Stated exercise: Please rewrite all the entries below, changing "stamp" to "seal" wherever it appears and keeping everything else the same.

Data provided:

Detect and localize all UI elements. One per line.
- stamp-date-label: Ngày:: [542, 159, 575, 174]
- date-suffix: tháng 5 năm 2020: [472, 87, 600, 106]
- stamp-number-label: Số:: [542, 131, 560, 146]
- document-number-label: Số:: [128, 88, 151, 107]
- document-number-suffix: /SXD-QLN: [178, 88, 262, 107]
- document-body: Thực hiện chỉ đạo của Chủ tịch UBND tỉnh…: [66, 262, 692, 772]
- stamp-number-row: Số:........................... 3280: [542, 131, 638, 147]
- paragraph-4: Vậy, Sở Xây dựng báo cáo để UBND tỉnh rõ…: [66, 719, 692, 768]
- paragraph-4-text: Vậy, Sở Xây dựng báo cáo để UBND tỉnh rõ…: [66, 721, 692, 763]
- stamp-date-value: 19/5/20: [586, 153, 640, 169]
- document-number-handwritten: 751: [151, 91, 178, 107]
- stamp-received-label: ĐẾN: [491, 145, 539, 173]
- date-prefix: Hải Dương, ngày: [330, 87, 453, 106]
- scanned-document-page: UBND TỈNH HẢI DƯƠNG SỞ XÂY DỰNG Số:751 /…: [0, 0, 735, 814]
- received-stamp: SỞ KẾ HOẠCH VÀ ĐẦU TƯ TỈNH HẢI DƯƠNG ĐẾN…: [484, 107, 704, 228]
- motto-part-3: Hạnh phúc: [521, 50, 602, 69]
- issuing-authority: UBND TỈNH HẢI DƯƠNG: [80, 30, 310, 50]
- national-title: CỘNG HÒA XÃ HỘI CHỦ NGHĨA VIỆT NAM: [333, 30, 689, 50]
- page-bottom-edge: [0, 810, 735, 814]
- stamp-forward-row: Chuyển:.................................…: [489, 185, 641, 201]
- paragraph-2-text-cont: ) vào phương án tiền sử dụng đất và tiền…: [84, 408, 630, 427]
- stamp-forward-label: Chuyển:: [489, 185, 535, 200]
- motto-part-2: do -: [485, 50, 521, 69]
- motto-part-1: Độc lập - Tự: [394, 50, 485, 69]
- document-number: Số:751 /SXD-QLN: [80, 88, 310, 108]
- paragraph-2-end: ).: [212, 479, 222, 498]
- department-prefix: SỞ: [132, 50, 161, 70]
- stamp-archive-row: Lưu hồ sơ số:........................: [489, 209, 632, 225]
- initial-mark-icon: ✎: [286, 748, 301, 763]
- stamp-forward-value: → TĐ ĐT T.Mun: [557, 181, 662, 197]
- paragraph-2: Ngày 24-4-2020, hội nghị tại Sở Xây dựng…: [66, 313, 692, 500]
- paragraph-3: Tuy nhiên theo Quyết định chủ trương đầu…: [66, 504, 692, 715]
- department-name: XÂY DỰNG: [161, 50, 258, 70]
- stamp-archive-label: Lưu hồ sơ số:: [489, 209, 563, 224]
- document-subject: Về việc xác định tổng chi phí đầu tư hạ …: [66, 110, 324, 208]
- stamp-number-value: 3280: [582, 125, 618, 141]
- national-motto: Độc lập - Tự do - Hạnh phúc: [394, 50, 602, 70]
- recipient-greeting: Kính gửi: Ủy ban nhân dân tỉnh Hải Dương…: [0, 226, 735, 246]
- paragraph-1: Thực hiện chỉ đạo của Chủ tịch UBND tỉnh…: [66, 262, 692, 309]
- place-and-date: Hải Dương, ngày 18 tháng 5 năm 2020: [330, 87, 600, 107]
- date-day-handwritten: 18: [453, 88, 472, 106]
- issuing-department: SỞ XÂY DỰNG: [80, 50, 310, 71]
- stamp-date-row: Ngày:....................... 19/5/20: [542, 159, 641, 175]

Finished answer:
Detect and localize all UI elements. One per line.
- seal-date-label: Ngày:: [542, 159, 575, 174]
- date-suffix: tháng 5 năm 2020: [472, 87, 600, 106]
- seal-number-label: Số:: [542, 131, 560, 146]
- document-number-label: Số:: [128, 88, 151, 107]
- document-number-suffix: /SXD-QLN: [178, 88, 262, 107]
- document-body: Thực hiện chỉ đạo của Chủ tịch UBND tỉnh…: [66, 262, 692, 772]
- seal-number-row: Số:........................... 3280: [542, 131, 638, 147]
- paragraph-4: Vậy, Sở Xây dựng báo cáo để UBND tỉnh rõ…: [66, 719, 692, 768]
- paragraph-4-text: Vậy, Sở Xây dựng báo cáo để UBND tỉnh rõ…: [66, 721, 692, 763]
- seal-date-value: 19/5/20: [586, 153, 640, 169]
- document-number-handwritten: 751: [151, 91, 178, 107]
- seal-received-label: ĐẾN: [491, 145, 539, 173]
- date-prefix: Hải Dương, ngày: [330, 87, 453, 106]
- scanned-document-page: UBND TỈNH HẢI DƯƠNG SỞ XÂY DỰNG Số:751 /…: [0, 0, 735, 814]
- received-seal: SỞ KẾ HOẠCH VÀ ĐẦU TƯ TỈNH HẢI DƯƠNG ĐẾN…: [484, 107, 704, 228]
- motto-part-3: Hạnh phúc: [521, 50, 602, 69]
- issuing-authority: UBND TỈNH HẢI DƯƠNG: [80, 30, 310, 50]
- national-title: CỘNG HÒA XÃ HỘI CHỦ NGHĨA VIỆT NAM: [333, 30, 689, 50]
- page-bottom-edge: [0, 810, 735, 814]
- seal-forward-row: Chuyển:.................................…: [489, 185, 641, 201]
- paragraph-2-text-cont: ) vào phương án tiền sử dụng đất và tiền…: [84, 408, 630, 427]
- seal-forward-label: Chuyển:: [489, 185, 535, 200]
- motto-part-2: do -: [485, 50, 521, 69]
- motto-part-1: Độc lập - Tự: [394, 50, 485, 69]
- document-number: Số:751 /SXD-QLN: [80, 88, 310, 108]
- paragraph-2-end: ).: [212, 479, 222, 498]
- department-prefix: SỞ: [132, 50, 161, 70]
- seal-archive-row: Lưu hồ sơ số:........................: [489, 209, 632, 225]
- initial-mark-icon: ✎: [286, 748, 301, 763]
- seal-forward-value: → TĐ ĐT T.Mun: [557, 181, 662, 197]
- paragraph-2: Ngày 24-4-2020, hội nghị tại Sở Xây dựng…: [66, 313, 692, 500]
- paragraph-3: Tuy nhiên theo Quyết định chủ trương đầu…: [66, 504, 692, 715]
- department-name: XÂY DỰNG: [161, 50, 258, 70]
- seal-archive-label: Lưu hồ sơ số:: [489, 209, 563, 224]
- document-subject: Về việc xác định tổng chi phí đầu tư hạ …: [66, 110, 324, 208]
- seal-number-value: 3280: [582, 125, 618, 141]
- national-motto: Độc lập - Tự do - Hạnh phúc: [394, 50, 602, 70]
- recipient-greeting: Kính gửi: Ủy ban nhân dân tỉnh Hải Dương…: [0, 226, 735, 246]
- paragraph-1: Thực hiện chỉ đạo của Chủ tịch UBND tỉnh…: [66, 262, 692, 309]
- place-and-date: Hải Dương, ngày 18 tháng 5 năm 2020: [330, 87, 600, 107]
- date-day-handwritten: 18: [453, 88, 472, 106]
- issuing-department: SỞ XÂY DỰNG: [80, 50, 310, 71]
- seal-date-row: Ngày:....................... 19/5/20: [542, 159, 641, 175]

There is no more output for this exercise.